▸ EXTRACTED MATERIAL
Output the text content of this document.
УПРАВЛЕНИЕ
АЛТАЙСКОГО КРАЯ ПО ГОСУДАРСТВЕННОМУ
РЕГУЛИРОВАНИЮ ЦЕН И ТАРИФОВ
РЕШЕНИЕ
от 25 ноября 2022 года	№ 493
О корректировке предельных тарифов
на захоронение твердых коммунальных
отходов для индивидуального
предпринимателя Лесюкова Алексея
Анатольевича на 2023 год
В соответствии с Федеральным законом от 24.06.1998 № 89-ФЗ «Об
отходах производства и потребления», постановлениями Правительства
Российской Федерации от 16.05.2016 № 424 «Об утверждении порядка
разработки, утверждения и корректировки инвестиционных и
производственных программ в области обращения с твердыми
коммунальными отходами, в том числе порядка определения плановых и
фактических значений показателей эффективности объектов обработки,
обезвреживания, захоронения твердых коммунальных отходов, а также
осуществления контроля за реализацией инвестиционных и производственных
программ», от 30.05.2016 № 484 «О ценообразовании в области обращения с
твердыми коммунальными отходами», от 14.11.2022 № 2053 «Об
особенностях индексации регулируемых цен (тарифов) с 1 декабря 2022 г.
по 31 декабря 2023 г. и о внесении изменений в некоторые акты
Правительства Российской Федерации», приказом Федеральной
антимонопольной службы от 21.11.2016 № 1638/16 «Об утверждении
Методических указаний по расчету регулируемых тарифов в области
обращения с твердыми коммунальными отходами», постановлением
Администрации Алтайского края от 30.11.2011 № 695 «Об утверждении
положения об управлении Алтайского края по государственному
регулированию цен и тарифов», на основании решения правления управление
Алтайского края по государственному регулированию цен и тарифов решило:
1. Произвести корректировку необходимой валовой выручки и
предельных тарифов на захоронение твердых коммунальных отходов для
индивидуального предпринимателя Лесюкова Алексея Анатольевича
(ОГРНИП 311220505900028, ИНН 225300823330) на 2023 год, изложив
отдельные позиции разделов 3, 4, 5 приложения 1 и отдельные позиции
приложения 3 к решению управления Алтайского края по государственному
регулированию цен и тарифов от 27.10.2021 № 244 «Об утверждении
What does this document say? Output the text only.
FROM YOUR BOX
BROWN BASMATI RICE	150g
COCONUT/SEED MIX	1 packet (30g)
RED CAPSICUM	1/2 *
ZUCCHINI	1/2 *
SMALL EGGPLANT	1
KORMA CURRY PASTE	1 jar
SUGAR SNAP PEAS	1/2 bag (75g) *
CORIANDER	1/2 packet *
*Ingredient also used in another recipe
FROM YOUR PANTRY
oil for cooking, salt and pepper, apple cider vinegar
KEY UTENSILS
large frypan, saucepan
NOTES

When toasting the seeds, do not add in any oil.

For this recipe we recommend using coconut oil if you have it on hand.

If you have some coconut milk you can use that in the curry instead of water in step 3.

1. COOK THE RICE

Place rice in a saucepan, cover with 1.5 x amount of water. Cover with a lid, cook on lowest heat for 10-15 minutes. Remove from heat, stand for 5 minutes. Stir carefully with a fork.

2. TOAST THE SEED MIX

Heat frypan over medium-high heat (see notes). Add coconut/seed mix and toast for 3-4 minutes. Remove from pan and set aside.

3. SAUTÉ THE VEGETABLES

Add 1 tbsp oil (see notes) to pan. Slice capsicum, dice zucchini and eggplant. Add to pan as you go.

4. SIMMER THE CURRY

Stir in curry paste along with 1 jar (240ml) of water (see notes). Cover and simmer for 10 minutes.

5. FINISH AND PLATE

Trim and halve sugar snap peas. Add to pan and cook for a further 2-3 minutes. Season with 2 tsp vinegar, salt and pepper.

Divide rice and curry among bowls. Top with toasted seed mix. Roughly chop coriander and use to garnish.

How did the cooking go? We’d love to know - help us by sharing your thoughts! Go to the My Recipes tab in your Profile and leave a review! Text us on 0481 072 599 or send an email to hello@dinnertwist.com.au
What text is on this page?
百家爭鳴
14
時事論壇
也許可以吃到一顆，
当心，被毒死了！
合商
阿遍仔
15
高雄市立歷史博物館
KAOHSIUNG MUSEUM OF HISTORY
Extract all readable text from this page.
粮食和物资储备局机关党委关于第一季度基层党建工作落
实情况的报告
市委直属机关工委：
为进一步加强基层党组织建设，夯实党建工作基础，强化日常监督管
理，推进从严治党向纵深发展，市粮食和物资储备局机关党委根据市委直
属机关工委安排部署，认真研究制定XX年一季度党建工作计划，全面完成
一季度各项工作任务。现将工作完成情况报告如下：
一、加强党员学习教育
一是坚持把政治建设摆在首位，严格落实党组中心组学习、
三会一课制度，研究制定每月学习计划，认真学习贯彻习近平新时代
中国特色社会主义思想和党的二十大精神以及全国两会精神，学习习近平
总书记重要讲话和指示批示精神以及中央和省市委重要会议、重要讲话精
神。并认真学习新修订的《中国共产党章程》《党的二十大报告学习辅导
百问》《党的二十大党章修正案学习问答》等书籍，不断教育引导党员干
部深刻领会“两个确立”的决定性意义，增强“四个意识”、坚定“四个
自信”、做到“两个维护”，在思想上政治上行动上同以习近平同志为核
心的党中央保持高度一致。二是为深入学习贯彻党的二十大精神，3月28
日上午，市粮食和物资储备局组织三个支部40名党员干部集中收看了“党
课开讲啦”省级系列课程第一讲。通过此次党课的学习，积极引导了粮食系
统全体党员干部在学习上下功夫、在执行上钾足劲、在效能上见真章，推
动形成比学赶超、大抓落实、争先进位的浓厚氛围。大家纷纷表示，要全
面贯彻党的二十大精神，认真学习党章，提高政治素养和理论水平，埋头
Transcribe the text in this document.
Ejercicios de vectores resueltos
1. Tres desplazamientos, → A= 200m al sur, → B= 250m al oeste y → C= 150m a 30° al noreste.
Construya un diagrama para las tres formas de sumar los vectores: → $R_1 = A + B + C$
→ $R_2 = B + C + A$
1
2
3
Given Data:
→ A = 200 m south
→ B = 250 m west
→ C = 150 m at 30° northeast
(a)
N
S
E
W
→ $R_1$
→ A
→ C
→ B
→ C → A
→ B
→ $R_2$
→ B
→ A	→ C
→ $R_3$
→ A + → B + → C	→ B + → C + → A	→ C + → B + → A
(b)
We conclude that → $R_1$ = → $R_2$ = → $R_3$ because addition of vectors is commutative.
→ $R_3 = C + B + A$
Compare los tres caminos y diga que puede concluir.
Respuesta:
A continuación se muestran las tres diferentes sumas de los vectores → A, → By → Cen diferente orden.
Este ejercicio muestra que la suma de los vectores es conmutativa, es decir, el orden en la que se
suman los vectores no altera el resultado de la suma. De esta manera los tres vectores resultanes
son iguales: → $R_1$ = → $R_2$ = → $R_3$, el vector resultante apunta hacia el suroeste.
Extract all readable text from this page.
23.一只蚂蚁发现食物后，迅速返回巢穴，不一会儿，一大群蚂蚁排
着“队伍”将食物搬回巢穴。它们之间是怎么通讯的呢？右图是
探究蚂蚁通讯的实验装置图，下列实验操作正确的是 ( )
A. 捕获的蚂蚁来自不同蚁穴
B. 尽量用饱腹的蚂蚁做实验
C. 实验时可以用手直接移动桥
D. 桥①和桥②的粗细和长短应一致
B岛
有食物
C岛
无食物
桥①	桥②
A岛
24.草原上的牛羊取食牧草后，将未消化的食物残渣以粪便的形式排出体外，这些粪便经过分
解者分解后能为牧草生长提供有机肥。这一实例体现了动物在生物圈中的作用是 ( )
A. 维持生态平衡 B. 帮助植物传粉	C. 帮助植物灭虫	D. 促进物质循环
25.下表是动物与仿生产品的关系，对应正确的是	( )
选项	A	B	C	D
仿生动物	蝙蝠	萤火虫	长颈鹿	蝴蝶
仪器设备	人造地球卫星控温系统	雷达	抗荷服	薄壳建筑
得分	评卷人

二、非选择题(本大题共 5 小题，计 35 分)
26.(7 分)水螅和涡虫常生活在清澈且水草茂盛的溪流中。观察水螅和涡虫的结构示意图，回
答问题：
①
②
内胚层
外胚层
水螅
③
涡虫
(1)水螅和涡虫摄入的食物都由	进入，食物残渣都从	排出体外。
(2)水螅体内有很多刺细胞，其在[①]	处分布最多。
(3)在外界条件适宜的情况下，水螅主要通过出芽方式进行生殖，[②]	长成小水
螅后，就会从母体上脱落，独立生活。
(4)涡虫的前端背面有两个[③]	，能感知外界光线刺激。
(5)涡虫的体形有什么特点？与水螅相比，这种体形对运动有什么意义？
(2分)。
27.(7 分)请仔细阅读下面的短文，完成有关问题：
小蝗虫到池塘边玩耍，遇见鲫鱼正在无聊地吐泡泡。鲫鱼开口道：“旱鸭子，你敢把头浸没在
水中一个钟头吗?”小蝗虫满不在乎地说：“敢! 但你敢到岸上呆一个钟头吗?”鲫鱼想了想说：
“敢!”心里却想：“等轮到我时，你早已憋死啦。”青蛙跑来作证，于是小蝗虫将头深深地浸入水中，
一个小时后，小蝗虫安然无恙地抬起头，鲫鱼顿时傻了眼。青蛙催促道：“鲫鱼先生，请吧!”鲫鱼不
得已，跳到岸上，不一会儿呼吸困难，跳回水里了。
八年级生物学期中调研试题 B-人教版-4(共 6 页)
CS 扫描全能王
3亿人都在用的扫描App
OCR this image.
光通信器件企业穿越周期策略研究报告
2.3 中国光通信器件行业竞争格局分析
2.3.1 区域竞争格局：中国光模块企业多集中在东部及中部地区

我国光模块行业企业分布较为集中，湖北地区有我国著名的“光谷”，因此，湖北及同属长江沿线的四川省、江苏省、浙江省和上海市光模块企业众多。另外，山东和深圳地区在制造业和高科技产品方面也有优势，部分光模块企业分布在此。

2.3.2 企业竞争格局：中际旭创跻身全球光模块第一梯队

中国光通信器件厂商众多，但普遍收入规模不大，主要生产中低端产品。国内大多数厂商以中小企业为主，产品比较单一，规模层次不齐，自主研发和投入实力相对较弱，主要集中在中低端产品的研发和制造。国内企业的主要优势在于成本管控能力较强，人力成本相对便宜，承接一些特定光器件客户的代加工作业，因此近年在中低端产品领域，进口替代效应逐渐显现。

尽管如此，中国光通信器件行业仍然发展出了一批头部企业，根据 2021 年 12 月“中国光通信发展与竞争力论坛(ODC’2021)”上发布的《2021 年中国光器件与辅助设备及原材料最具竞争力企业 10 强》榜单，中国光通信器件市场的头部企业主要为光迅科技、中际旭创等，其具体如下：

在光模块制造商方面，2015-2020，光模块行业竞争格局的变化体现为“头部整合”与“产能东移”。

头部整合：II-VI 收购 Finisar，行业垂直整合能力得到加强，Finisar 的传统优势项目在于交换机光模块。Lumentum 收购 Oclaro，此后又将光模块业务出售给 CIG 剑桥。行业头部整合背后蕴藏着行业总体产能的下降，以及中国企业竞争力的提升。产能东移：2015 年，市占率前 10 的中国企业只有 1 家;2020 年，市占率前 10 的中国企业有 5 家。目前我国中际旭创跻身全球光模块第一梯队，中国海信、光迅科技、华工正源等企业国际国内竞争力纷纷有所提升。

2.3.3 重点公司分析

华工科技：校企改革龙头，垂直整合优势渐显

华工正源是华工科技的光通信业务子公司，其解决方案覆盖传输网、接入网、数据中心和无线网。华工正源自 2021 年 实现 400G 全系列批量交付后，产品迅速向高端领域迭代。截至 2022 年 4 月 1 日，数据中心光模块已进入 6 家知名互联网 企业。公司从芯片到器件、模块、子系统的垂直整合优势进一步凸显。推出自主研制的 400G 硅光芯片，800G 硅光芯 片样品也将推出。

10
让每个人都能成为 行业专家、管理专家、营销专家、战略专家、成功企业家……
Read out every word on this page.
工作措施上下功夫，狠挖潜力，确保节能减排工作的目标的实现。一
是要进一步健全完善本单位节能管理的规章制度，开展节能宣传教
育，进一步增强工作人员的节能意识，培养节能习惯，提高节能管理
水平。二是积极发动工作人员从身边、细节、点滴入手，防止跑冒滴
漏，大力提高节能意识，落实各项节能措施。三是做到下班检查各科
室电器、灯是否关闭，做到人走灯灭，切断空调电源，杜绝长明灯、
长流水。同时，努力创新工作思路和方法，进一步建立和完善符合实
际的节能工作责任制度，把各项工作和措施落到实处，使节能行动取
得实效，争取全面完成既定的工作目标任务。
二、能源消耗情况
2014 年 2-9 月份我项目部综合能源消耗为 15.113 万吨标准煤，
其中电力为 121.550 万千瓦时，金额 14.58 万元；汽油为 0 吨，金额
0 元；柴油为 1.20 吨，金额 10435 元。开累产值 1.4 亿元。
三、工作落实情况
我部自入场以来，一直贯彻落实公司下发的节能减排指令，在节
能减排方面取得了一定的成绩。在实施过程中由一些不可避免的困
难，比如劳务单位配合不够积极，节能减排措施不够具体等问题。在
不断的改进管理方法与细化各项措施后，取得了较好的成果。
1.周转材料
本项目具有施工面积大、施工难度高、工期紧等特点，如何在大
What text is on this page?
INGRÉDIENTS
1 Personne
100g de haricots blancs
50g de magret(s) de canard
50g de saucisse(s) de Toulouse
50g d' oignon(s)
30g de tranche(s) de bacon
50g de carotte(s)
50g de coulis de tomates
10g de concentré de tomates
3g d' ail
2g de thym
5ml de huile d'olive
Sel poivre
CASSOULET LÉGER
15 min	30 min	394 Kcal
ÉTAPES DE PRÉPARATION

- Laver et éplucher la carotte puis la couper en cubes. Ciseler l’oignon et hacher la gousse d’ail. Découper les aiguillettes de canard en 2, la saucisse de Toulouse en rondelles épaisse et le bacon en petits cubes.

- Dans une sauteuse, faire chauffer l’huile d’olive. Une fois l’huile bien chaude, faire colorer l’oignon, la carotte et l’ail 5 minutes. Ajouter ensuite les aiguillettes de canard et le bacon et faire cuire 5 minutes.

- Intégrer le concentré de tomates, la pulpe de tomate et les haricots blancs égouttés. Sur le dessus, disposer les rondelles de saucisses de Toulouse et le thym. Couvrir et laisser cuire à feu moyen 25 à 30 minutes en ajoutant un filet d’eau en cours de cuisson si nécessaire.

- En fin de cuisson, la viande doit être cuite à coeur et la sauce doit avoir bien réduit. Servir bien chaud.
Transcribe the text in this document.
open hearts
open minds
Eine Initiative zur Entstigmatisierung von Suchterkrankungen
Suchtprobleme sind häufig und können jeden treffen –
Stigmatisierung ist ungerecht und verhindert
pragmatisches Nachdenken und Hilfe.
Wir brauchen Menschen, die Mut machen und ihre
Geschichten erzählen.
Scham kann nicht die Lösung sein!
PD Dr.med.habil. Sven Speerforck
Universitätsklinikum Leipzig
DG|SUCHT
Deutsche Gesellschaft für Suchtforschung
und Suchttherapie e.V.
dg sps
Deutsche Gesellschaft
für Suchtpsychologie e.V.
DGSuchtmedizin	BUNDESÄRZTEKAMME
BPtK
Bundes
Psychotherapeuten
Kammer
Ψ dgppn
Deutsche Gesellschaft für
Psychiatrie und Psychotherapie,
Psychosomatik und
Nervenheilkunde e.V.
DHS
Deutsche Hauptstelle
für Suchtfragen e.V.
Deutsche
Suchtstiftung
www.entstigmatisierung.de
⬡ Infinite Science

▸ THE EXERCISE
Which lines contain "rondelles"? Show each of them.

▸ REPLY
- Laver et éplucher la carotte puis la couper en cubes. Ciseler l’oignon et hacher la gousse d’ail. Découper les aiguillettes de canard en 2, la saucisse de Toulouse en rondelles épaisse et le bacon en petits cubes.
- Intégrer le concentré de tomates, la pulpe de tomate et les haricots blancs égouttés. Sur le dessus, disposer les rondelles de saucisses de Toulouse et le thym. Couvrir et laisser cuire à feu moyen 25 à 30 minutes en ajoutant un filet d’eau en cours de cuisson si nécessaire.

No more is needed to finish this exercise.